* EXERCISE AIM
Each line should be copied exactly.

* LISTING
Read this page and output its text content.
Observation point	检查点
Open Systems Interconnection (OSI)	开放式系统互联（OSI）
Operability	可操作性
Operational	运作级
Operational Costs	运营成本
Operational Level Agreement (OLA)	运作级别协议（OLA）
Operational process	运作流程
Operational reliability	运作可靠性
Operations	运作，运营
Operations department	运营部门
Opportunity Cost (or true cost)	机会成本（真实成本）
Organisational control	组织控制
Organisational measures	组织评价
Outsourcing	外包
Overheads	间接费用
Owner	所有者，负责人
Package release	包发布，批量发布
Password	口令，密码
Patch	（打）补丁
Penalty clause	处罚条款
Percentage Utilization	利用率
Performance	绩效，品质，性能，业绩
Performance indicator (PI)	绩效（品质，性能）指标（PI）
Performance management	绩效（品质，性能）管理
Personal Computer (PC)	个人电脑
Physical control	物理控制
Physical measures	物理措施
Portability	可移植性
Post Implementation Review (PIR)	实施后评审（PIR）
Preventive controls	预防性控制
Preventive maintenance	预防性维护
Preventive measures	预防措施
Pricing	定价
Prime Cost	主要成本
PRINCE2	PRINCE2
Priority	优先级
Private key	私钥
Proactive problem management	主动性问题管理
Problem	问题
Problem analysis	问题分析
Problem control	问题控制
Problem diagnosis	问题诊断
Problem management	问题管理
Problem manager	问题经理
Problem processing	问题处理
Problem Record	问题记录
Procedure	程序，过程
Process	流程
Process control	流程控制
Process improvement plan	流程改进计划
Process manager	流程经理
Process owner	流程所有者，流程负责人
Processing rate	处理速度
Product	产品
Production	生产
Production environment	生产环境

* RESULT FOR THIS EXERCISE
Read this page and output its text content.
Observation point	检查点
Open Systems Interconnection (OSI)	开放式系统互联（OSI）
Operability	可操作性
Operational	运作级
Operational Costs	运营成本
Operational Level Agreement (OLA)	运作级别协议（OLA）
Operational process	运作流程
Operational reliability	运作可靠性
Operations	运作，运营
Operations department	运营部门
Opportunity Cost (or true cost)	机会成本（真实成本）
Organisational control	组织控制
Organisational measures	组织评价
Outsourcing	外包
Overheads	间接费用
Owner	所有者，负责人
Package release	包发布，批量发布
Password	口令，密码
Patch	（打）补丁
Penalty clause	处罚条款
Percentage Utilization	利用率
Performance	绩效，品质，性能，业绩
Performance indicator (PI)	绩效（品质，性能）指标（PI）
Performance management	绩效（品质，性能）管理
Personal Computer (PC)	个人电脑
Physical control	物理控制
Physical measures	物理措施
Portability	可移植性
Post Implementation Review (PIR)	实施后评审（PIR）
Preventive controls	预防性控制
Preventive maintenance	预防性维护
Preventive measures	预防措施
Pricing	定价
Prime Cost	主要成本
PRINCE2	PRINCE2
Priority	优先级
Private key	私钥
Proactive problem management	主动性问题管理
Problem	问题
Problem analysis	问题分析
Problem control	问题控制
Problem diagnosis	问题诊断
Problem management	问题管理
Problem manager	问题经理
Problem processing	问题处理
Problem Record	问题记录
Procedure	程序，过程
Process	流程
Process control	流程控制
Process improvement plan	流程改进计划
Process manager	流程经理
Process owner	流程所有者，流程负责人
Processing rate	处理速度
Product	产品
Production	生产
Production environment	生产环境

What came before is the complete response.